Identify every line in the records below that contains the word "JSON", and copy each of those lines.

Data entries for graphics
════════
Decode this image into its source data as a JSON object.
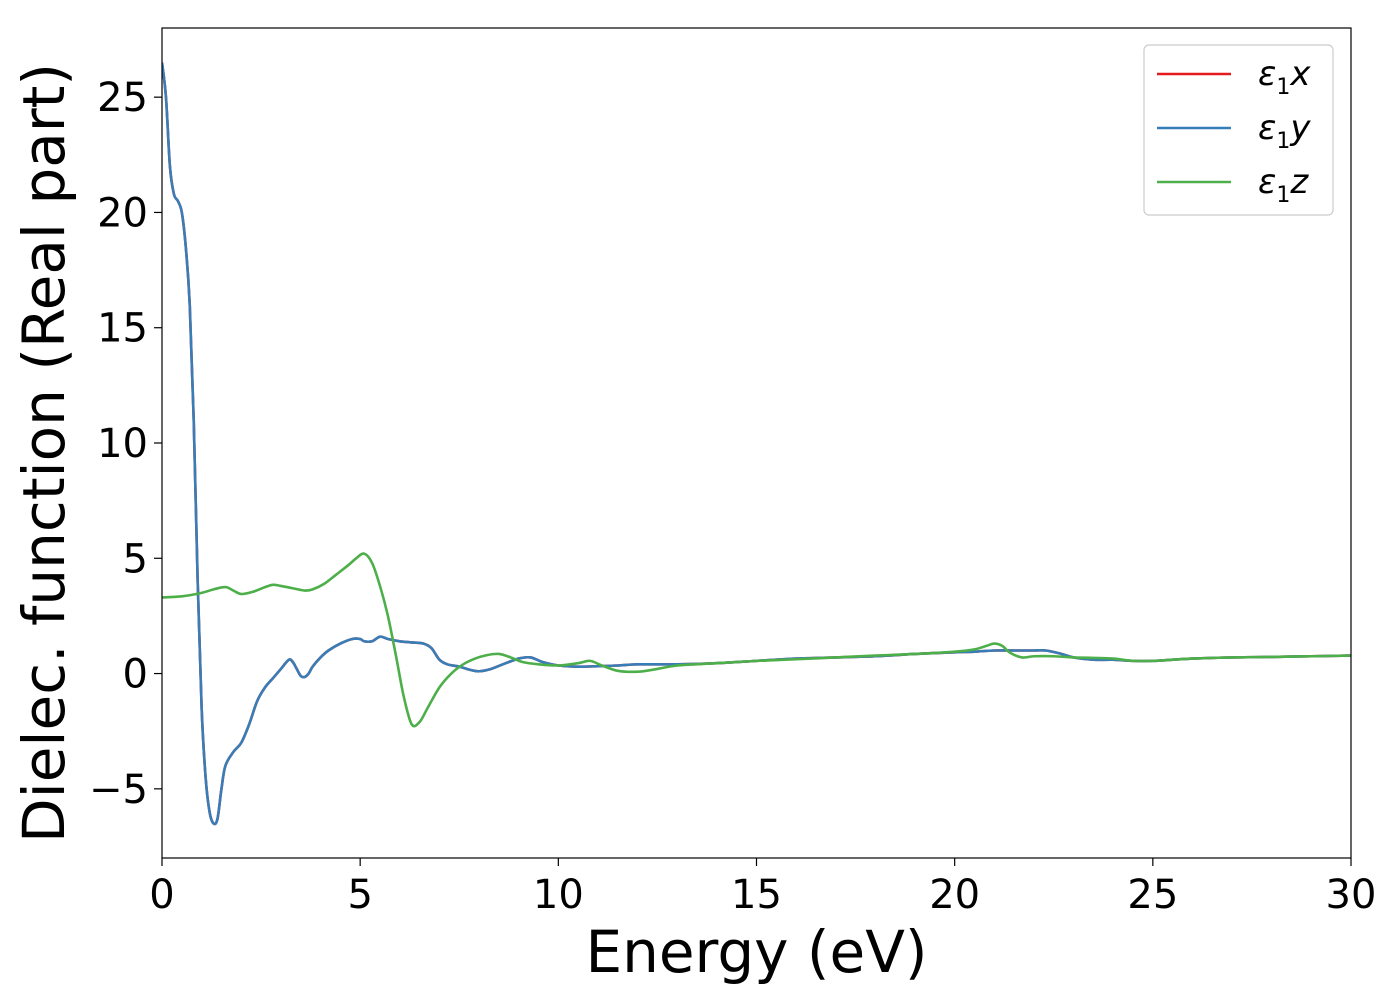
{
  "chart_data": {
    "type": "line",
    "title": "",
    "xlabel": "Energy (eV)",
    "ylabel": "Dielec. function (Real part)",
    "xlim": [
      0,
      30
    ],
    "ylim": [
      -8,
      28
    ],
    "xticks": [
      0,
      5,
      10,
      15,
      20,
      25,
      30
    ],
    "xtick_labels": [
      "0",
      "5",
      "10",
      "15",
      "20",
      "25",
      "30"
    ],
    "yticks": [
      -5,
      0,
      5,
      10,
      15,
      20,
      25
    ],
    "ytick_labels": [
      "−5",
      "0",
      "5",
      "10",
      "15",
      "20",
      "25"
    ],
    "grid": false,
    "legend": "top-right",
    "series": [
      {
        "name": "ε",
        "sub": "1",
        "axis": "x",
        "color": "#e41a1c",
        "x": [
          0,
          0.1,
          0.2,
          0.3,
          0.4,
          0.5,
          0.6,
          0.7,
          0.8,
          0.9,
          1.0,
          1.1,
          1.2,
          1.3,
          1.4,
          1.5,
          1.6,
          1.8,
          2.0,
          2.2,
          2.4,
          2.6,
          2.8,
          3.0,
          3.2,
          3.3,
          3.4,
          3.5,
          3.6,
          3.7,
          3.8,
          4.0,
          4.2,
          4.5,
          4.8,
          5.0,
          5.1,
          5.3,
          5.5,
          5.7,
          6.0,
          6.3,
          6.6,
          6.8,
          7.0,
          7.2,
          7.5,
          7.8,
          8.0,
          8.3,
          8.6,
          9.0,
          9.3,
          9.6,
          10.0,
          10.5,
          11.0,
          11.5,
          12.0,
          13.0,
          14.0,
          15.0,
          16.0,
          17.0,
          18.0,
          19.0,
          20.0,
          20.5,
          21.0,
          21.5,
          22.0,
          22.3,
          22.7,
          23.0,
          23.5,
          24.0,
          24.5,
          25.0,
          25.5,
          26.0,
          27.0,
          28.0,
          29.0,
          30.0
        ],
        "y": [
          26.5,
          25.0,
          22.0,
          20.8,
          20.5,
          20.0,
          18.5,
          16.0,
          11.0,
          4.0,
          -1.5,
          -4.5,
          -6.0,
          -6.5,
          -6.3,
          -5.0,
          -4.0,
          -3.4,
          -3.0,
          -2.2,
          -1.2,
          -0.6,
          -0.2,
          0.2,
          0.6,
          0.5,
          0.2,
          -0.1,
          -0.15,
          0.0,
          0.3,
          0.7,
          1.0,
          1.3,
          1.5,
          1.5,
          1.4,
          1.4,
          1.6,
          1.5,
          1.4,
          1.35,
          1.3,
          1.1,
          0.6,
          0.4,
          0.3,
          0.15,
          0.1,
          0.2,
          0.4,
          0.65,
          0.7,
          0.5,
          0.35,
          0.3,
          0.32,
          0.35,
          0.4,
          0.4,
          0.45,
          0.55,
          0.65,
          0.7,
          0.75,
          0.85,
          0.92,
          0.95,
          1.0,
          1.0,
          1.0,
          1.0,
          0.85,
          0.7,
          0.6,
          0.6,
          0.55,
          0.55,
          0.6,
          0.65,
          0.7,
          0.72,
          0.75,
          0.78
        ]
      },
      {
        "name": "ε",
        "sub": "1",
        "axis": "y",
        "color": "#377eb8",
        "x": [
          0,
          0.1,
          0.2,
          0.3,
          0.4,
          0.5,
          0.6,
          0.7,
          0.8,
          0.9,
          1.0,
          1.1,
          1.2,
          1.3,
          1.4,
          1.5,
          1.6,
          1.8,
          2.0,
          2.2,
          2.4,
          2.6,
          2.8,
          3.0,
          3.2,
          3.3,
          3.4,
          3.5,
          3.6,
          3.7,
          3.8,
          4.0,
          4.2,
          4.5,
          4.8,
          5.0,
          5.1,
          5.3,
          5.5,
          5.7,
          6.0,
          6.3,
          6.6,
          6.8,
          7.0,
          7.2,
          7.5,
          7.8,
          8.0,
          8.3,
          8.6,
          9.0,
          9.3,
          9.6,
          10.0,
          10.5,
          11.0,
          11.5,
          12.0,
          13.0,
          14.0,
          15.0,
          16.0,
          17.0,
          18.0,
          19.0,
          20.0,
          20.5,
          21.0,
          21.5,
          22.0,
          22.3,
          22.7,
          23.0,
          23.5,
          24.0,
          24.5,
          25.0,
          25.5,
          26.0,
          27.0,
          28.0,
          29.0,
          30.0
        ],
        "y": [
          26.5,
          25.0,
          22.0,
          20.8,
          20.5,
          20.0,
          18.5,
          16.0,
          11.0,
          4.0,
          -1.5,
          -4.5,
          -6.0,
          -6.5,
          -6.3,
          -5.0,
          -4.0,
          -3.4,
          -3.0,
          -2.2,
          -1.2,
          -0.6,
          -0.2,
          0.2,
          0.6,
          0.5,
          0.2,
          -0.1,
          -0.15,
          0.0,
          0.3,
          0.7,
          1.0,
          1.3,
          1.5,
          1.5,
          1.4,
          1.4,
          1.6,
          1.5,
          1.4,
          1.35,
          1.3,
          1.1,
          0.6,
          0.4,
          0.3,
          0.15,
          0.1,
          0.2,
          0.4,
          0.65,
          0.7,
          0.5,
          0.35,
          0.3,
          0.32,
          0.35,
          0.4,
          0.4,
          0.45,
          0.55,
          0.65,
          0.7,
          0.75,
          0.85,
          0.92,
          0.95,
          1.0,
          1.0,
          1.0,
          1.0,
          0.85,
          0.7,
          0.6,
          0.6,
          0.55,
          0.55,
          0.6,
          0.65,
          0.7,
          0.72,
          0.75,
          0.78
        ]
      },
      {
        "name": "ε",
        "sub": "1",
        "axis": "z",
        "color": "#4daf4a",
        "x": [
          0,
          0.5,
          1.0,
          1.3,
          1.6,
          1.8,
          2.0,
          2.3,
          2.6,
          2.8,
          3.0,
          3.3,
          3.6,
          3.8,
          4.1,
          4.4,
          4.7,
          4.9,
          5.1,
          5.3,
          5.5,
          5.7,
          5.9,
          6.1,
          6.3,
          6.5,
          6.7,
          7.0,
          7.3,
          7.6,
          7.9,
          8.2,
          8.5,
          8.8,
          9.1,
          9.5,
          10.0,
          10.5,
          10.8,
          11.1,
          11.5,
          12.0,
          12.5,
          13.0,
          14.0,
          15.0,
          16.0,
          17.0,
          18.0,
          19.0,
          20.0,
          20.5,
          20.8,
          21.0,
          21.2,
          21.4,
          21.7,
          22.0,
          22.5,
          23.0,
          23.5,
          24.0,
          24.5,
          25.0,
          25.5,
          26.0,
          27.0,
          28.0,
          29.0,
          30.0
        ],
        "y": [
          3.3,
          3.35,
          3.5,
          3.65,
          3.75,
          3.6,
          3.45,
          3.55,
          3.75,
          3.85,
          3.8,
          3.7,
          3.6,
          3.65,
          3.9,
          4.3,
          4.7,
          5.0,
          5.2,
          4.8,
          3.8,
          2.5,
          0.8,
          -1.0,
          -2.2,
          -2.1,
          -1.5,
          -0.6,
          0.0,
          0.4,
          0.65,
          0.8,
          0.85,
          0.7,
          0.5,
          0.4,
          0.35,
          0.45,
          0.55,
          0.35,
          0.12,
          0.08,
          0.2,
          0.35,
          0.45,
          0.55,
          0.62,
          0.7,
          0.78,
          0.85,
          0.95,
          1.05,
          1.2,
          1.3,
          1.2,
          0.9,
          0.7,
          0.75,
          0.75,
          0.7,
          0.68,
          0.65,
          0.55,
          0.55,
          0.6,
          0.65,
          0.7,
          0.72,
          0.75,
          0.78
        ]
      }
    ]
  }
}
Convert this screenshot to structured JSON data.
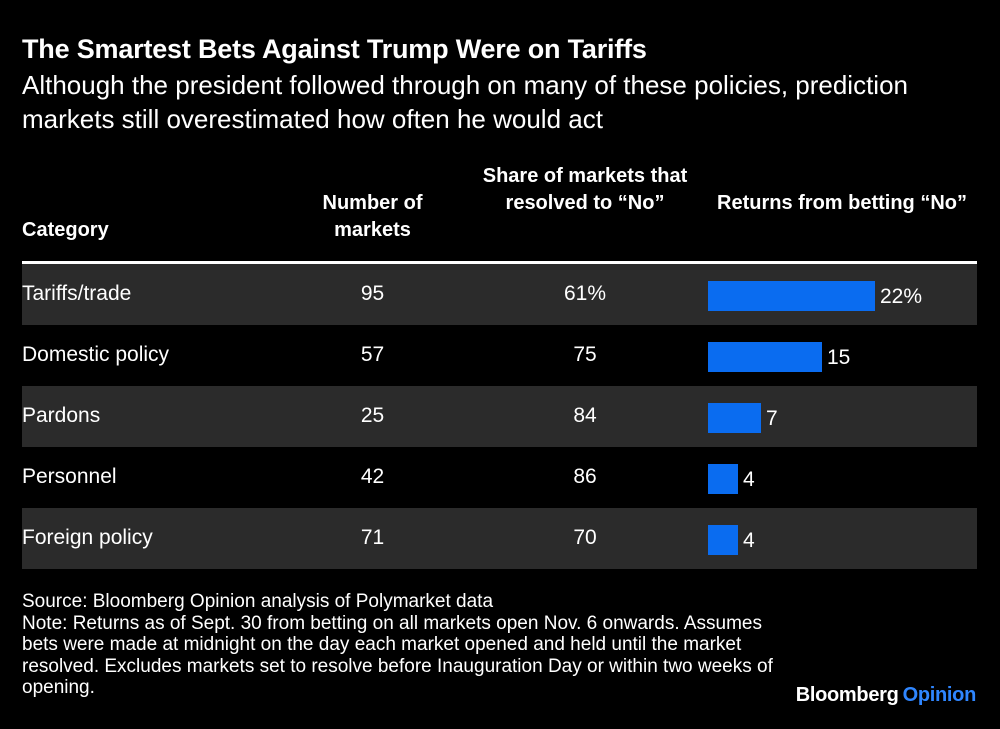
════════
» **TASK RESPONSE**
Decode this image into its source data as a JSON object.
Convert this screenshot to structured JSON data.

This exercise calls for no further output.